Data for this exercise
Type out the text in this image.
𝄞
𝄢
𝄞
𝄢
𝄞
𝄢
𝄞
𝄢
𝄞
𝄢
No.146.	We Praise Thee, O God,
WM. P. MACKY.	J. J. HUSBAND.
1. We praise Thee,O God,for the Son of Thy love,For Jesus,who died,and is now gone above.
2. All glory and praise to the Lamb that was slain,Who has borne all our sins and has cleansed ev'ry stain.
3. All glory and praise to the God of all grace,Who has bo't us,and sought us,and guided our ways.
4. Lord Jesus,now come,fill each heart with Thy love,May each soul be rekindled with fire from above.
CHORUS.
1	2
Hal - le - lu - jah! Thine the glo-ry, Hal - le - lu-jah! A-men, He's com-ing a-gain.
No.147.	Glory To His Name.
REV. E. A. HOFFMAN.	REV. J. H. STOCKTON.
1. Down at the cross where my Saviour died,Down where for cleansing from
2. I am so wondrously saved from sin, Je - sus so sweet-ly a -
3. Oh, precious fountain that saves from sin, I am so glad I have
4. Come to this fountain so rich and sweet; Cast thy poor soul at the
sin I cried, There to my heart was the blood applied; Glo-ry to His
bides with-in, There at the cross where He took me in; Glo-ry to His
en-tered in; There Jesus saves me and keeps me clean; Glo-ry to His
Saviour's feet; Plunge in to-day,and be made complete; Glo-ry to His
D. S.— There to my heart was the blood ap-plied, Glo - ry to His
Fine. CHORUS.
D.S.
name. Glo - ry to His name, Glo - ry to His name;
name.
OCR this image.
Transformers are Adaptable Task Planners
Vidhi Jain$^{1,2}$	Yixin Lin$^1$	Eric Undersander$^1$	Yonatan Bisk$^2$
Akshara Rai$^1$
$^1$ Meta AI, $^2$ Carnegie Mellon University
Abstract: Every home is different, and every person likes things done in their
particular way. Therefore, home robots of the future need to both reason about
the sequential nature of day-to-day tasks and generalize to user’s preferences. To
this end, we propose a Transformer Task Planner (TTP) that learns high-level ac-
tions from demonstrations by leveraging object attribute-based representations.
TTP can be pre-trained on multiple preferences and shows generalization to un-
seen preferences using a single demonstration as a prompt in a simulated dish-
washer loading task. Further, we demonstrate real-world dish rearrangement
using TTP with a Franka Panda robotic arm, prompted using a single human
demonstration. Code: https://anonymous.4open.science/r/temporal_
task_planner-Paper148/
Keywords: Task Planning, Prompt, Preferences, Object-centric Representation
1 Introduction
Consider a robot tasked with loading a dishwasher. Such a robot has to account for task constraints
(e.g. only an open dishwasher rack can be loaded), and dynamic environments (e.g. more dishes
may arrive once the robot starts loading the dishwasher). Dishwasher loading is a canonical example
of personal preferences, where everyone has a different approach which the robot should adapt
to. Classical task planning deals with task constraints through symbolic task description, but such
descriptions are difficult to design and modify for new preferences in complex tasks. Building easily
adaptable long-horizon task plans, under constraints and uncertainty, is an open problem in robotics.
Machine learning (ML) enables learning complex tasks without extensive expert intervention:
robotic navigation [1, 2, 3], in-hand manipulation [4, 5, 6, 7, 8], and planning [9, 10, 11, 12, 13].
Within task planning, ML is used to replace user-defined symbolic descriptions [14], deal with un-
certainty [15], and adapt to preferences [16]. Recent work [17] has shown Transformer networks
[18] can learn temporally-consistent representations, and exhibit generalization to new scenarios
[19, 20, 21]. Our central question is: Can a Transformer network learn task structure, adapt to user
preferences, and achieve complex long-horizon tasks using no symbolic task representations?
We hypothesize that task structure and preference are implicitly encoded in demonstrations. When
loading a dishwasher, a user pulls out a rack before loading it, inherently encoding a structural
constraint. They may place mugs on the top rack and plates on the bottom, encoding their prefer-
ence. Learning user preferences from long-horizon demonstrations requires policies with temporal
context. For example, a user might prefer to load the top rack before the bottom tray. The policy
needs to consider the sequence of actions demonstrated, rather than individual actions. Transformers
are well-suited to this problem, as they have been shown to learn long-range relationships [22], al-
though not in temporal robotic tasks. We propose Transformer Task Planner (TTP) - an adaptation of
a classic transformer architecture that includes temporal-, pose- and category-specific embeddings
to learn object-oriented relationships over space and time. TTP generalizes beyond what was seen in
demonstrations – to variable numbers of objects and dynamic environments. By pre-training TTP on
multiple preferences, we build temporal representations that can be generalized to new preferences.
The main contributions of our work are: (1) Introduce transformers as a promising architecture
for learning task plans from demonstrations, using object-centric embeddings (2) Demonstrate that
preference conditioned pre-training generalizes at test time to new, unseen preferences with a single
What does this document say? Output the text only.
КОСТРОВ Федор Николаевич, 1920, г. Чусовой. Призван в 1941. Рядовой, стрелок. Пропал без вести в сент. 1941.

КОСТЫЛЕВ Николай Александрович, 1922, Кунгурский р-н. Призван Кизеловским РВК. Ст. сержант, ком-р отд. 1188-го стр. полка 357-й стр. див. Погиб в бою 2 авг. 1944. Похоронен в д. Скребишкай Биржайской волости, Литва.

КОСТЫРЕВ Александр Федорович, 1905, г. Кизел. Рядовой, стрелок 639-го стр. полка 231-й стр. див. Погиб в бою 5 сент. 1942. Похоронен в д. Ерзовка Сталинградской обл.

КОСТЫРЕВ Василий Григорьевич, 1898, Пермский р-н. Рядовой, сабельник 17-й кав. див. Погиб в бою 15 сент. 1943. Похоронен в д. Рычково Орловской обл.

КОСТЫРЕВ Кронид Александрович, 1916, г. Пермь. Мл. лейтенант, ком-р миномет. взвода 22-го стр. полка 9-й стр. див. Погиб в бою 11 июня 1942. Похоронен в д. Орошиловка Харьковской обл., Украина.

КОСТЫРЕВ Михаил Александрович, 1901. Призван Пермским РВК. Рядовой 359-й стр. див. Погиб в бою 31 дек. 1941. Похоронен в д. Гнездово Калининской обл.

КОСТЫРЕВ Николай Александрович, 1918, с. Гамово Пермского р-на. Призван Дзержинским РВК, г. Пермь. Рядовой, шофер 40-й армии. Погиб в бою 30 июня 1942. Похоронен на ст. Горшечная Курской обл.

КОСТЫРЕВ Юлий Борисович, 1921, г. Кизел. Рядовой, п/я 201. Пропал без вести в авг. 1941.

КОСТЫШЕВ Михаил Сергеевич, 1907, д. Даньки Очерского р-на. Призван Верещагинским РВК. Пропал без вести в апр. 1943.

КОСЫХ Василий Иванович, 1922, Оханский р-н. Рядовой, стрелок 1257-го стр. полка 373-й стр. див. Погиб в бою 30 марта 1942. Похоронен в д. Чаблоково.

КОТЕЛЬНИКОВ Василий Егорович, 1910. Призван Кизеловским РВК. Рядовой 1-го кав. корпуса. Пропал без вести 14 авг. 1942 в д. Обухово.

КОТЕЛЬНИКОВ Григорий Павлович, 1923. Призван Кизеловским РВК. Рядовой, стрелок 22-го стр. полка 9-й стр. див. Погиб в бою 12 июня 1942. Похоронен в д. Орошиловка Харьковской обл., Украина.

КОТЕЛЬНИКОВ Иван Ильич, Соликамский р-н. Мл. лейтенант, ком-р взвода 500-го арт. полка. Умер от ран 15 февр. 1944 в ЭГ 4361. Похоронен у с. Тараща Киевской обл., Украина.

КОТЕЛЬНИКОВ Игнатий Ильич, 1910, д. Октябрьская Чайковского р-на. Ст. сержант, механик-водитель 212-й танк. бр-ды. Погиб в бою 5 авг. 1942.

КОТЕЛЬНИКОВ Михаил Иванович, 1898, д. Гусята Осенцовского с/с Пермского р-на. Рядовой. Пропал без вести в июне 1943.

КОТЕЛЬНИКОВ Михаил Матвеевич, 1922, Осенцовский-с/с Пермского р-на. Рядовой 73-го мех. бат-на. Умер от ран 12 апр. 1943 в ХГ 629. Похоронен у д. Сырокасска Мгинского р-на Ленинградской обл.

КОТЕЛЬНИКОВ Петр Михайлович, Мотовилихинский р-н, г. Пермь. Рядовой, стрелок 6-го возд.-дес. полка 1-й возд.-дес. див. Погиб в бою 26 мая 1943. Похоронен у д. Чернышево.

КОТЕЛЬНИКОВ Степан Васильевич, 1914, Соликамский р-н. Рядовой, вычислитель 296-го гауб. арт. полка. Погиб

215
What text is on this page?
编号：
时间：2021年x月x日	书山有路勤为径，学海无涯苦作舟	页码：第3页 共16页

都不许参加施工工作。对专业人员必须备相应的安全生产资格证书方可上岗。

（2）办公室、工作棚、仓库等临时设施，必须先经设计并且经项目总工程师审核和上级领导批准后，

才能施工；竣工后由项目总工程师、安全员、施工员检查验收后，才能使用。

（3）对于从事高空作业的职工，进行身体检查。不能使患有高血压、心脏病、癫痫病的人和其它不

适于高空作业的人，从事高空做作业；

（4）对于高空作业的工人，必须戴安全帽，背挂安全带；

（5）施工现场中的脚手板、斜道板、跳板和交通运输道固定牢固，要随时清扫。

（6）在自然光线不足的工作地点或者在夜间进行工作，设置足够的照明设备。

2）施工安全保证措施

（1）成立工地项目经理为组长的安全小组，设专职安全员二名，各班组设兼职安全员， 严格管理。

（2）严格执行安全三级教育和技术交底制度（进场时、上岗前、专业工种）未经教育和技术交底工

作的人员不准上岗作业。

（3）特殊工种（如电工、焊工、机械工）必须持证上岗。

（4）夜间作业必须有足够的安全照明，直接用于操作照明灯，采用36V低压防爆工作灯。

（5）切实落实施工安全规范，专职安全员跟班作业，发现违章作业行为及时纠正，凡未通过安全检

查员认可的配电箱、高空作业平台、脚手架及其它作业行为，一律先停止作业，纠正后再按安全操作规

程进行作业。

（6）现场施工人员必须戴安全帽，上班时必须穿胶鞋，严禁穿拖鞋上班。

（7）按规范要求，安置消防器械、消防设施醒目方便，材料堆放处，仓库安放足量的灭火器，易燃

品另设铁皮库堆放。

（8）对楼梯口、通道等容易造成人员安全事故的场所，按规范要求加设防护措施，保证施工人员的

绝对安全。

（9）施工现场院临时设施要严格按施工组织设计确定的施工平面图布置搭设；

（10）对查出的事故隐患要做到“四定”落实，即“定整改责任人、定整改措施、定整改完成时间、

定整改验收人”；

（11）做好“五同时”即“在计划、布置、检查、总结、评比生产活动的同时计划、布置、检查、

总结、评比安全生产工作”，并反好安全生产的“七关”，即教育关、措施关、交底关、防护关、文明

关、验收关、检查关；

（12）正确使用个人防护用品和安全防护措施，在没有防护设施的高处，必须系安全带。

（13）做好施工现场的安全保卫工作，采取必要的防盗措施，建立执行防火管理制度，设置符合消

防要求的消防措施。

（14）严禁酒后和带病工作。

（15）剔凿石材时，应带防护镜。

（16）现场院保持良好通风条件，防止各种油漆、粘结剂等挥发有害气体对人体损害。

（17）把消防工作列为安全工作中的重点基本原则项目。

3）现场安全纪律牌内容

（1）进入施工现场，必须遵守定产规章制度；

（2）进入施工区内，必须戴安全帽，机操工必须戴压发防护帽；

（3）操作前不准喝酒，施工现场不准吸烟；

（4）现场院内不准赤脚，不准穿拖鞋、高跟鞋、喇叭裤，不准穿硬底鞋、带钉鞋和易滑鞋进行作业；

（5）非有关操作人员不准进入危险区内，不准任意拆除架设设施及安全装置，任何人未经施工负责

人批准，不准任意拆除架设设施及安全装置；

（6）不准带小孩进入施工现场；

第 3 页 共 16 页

What to do
Extract from the data every line where "fountain" shows up.

Solution
3. Oh, precious fountain that saves from sin, I am so glad I have
4. Come to this fountain so rich and sweet; Cast thy poor soul at the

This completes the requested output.